Originally Posted by MattHughesRocks
Is this like a Sports Illustrated thing?
No, it is actually a laundry list of athletes who have been on the cover of EA Sports Madden games before the upcoming season and ended up getting hurt or performing worse.
Check it out...
* Daunte Culpepper led the Minnesota Vikings to the playoffs in 2000, but after appearing on the Madden 2002 cover, he threw 23 interceptions as the Vikings slumped to a 5-11 record. He also broke the record for most fumbles in a single season. While his career looked to be back on track in 2004 with a career season, he blew out both knees in 2005 and 2006 and never resembled the player he was at the start of the decade.
* Marshall Faulk appeared on the 2003 cover, and his career (and the success of the St. Louis Rams) severely declined afterwards. He did not register another 1,000 yard rushing season and his yards per carry average dropped from a consistent 5.4 over the previous three years to 4.5 in 2002 and 4.0 in 2003 and 2004. He started 21 out of a possible 32 games from 2002-2003 as knee injuries got the better of him. He underwent reconstructive knee surgery in 2005 and retired that same year.
* After appearing on the cover of Madden NFL 2004, Michael Vick broke his leg in pre-season and missed the first 12 games, with the Atlanta Falcons going 5-11.
* Ray Lewis, 2005 cover athlete and middle linebacker for the Baltimore Ravens, had his season cut short in week 15 with a wrist injury. It was also Lewis' first season without an interception.
* In 2006, Philadelphia Eagles quarterback Donovan McNabb tore the anterior cruciate ligament (ACL) and meniscus in his right knee while jumping out of bounds in a game versus the Tennessee Titans, ending his season. McNabb also suffered a sports hernia in the first game of the season.
* Running back Shaun Alexander, then the league’s reigning Most Valuable Player, was featured on the cover of Madden NFL 2007, and sustained a foot injury that caused him to miss six starts. As a result, Alexander’s rushing statistics were substantially less than those from the previous season, and he never returned to true form. Alexander himself has asked, “Do you want to be hurt and on the cover, or just hurt?"
* Madden NFL 2008's cover featured Vince Young, the starting quarterback of the Tennessee Titans. Young missed one game of the 2007 season due to a minor injury, but for the rest of the season was roughly even with his 2006 performance. When Young appeared on Jimmy Kimmel Live to officially announce that he would appear on the cover of Madden NFL 2008, he derided allegations of becoming the curse’s next victim, and stated, “I've done prayed about it and we're gonna go home and try to get to the playoffs and try to get to the Super Bowl. We'll see what happens."

### [Records excerpted from a collection]

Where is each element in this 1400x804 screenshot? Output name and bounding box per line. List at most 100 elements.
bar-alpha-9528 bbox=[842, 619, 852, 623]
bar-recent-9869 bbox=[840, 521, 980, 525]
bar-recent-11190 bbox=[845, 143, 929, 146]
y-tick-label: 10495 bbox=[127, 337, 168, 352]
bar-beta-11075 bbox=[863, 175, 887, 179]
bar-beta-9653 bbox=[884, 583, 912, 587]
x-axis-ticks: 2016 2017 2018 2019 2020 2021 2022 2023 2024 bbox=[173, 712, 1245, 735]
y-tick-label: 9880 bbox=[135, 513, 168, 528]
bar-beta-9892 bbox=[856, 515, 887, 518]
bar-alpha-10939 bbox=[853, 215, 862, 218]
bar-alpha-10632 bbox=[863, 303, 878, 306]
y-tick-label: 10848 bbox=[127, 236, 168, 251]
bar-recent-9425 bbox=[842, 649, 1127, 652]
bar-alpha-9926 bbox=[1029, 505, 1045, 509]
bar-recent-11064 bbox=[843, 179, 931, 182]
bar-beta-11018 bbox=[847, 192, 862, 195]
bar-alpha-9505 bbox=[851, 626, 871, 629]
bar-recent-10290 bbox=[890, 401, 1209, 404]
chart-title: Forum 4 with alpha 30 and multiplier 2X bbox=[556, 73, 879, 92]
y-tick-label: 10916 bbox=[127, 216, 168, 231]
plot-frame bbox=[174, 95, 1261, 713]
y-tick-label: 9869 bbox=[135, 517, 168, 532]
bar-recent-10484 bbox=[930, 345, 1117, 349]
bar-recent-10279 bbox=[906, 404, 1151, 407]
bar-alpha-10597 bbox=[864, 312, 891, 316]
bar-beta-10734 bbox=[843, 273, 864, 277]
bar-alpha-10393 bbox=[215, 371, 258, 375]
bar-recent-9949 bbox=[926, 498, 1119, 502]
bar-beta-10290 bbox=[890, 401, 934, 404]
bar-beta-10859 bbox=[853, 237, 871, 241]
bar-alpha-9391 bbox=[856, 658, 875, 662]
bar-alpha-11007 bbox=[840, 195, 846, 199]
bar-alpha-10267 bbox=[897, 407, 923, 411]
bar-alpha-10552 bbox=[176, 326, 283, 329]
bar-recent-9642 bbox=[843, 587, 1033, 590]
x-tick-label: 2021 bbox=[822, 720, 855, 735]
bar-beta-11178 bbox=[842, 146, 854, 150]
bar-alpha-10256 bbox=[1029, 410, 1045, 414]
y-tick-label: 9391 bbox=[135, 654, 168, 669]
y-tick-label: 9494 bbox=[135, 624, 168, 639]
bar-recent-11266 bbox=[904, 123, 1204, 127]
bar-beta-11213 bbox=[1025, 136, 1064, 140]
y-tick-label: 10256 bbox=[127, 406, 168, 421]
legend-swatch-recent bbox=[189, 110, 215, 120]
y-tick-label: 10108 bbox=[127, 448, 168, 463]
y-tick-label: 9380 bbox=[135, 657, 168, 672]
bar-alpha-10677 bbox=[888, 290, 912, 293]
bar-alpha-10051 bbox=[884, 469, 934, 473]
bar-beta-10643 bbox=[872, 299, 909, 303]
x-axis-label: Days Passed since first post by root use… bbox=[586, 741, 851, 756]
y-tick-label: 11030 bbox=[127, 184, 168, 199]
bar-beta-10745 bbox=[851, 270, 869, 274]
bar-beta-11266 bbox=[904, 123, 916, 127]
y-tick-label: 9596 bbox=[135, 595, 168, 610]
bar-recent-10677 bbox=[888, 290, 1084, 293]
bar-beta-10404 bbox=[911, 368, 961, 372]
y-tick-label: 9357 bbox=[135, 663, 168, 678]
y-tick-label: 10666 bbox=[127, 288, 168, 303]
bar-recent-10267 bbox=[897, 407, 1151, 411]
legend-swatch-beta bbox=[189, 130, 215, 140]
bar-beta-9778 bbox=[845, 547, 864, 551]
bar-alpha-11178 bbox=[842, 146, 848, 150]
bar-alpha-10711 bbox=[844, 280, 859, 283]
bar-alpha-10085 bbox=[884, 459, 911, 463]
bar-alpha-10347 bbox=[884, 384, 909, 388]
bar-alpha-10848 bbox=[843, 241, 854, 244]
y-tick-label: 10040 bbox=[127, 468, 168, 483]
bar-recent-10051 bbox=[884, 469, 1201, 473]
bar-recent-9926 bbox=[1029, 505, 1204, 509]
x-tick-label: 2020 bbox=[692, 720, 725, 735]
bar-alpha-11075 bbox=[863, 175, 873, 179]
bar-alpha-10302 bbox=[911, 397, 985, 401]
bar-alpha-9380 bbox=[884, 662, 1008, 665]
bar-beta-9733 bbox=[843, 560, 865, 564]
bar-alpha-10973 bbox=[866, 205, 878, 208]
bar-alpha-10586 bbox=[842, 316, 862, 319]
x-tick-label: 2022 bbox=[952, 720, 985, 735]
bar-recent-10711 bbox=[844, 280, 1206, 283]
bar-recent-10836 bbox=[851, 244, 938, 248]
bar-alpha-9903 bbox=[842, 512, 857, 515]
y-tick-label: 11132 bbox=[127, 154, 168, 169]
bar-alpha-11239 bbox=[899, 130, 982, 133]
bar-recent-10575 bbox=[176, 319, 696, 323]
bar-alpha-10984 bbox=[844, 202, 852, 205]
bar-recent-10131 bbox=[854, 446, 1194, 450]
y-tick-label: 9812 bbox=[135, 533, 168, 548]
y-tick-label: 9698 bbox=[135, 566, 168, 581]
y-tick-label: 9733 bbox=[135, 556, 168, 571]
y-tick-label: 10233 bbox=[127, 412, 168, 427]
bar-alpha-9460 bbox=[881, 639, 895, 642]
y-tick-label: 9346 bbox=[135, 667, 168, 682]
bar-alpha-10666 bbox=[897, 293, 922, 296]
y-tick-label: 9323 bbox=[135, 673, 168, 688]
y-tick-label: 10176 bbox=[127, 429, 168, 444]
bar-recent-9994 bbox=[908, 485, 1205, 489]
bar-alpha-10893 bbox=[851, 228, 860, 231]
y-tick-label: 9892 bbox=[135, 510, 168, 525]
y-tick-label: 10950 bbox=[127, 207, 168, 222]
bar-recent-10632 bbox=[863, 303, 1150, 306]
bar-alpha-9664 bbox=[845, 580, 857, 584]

### [TASKS TO CARRY OUT]
1: Answer these from the post about Madden cover athletes:
(a) How many interceptions did Daunte Culpepper throw after appearing on the Madden 2002 cover?
(b) What injury cut short Ray Lewis's 2005 season, and in which week?
(c) How many games did Michael Vick miss after breaking his leg in pre-season?
2: According to the post about Madden cover athletes, why were Shaun Alexander's rushing statistics substantially lower than in the previous season? Answer in one to three sentences.
3: Resume the post about Madden cover athletes after its final sentence.

### [ANSWER LIST]
1:
(a) 23 interceptions.
(b) A wrist injury in week 15.
(c) The first 12 games.

2: After appearing on the Madden NFL 2007 cover, Alexander sustained a foot injury that caused him to miss six starts. As a result, his rushing statistics fell well below those of the previous season.

3:
* Brett Favre appeared on the cover of Madden NFL 2009 as a Green Bay Packer, under the impression that Favre was retired. However, shortly after the decision, Favre came back out of retirement and signed with the New York Jets, forcing EA to release a new cover online. Though he did not miss any games, later admitted to suffering a torn biceps injury, which Favre says may have affected his gameplay during the final five games of his first and only season with the New York Jets, who missed the playoffs at 9-7 after starting the season 8-3. Favre threw 2 touchdowns and 9 interceptions in the last 5 games of the season.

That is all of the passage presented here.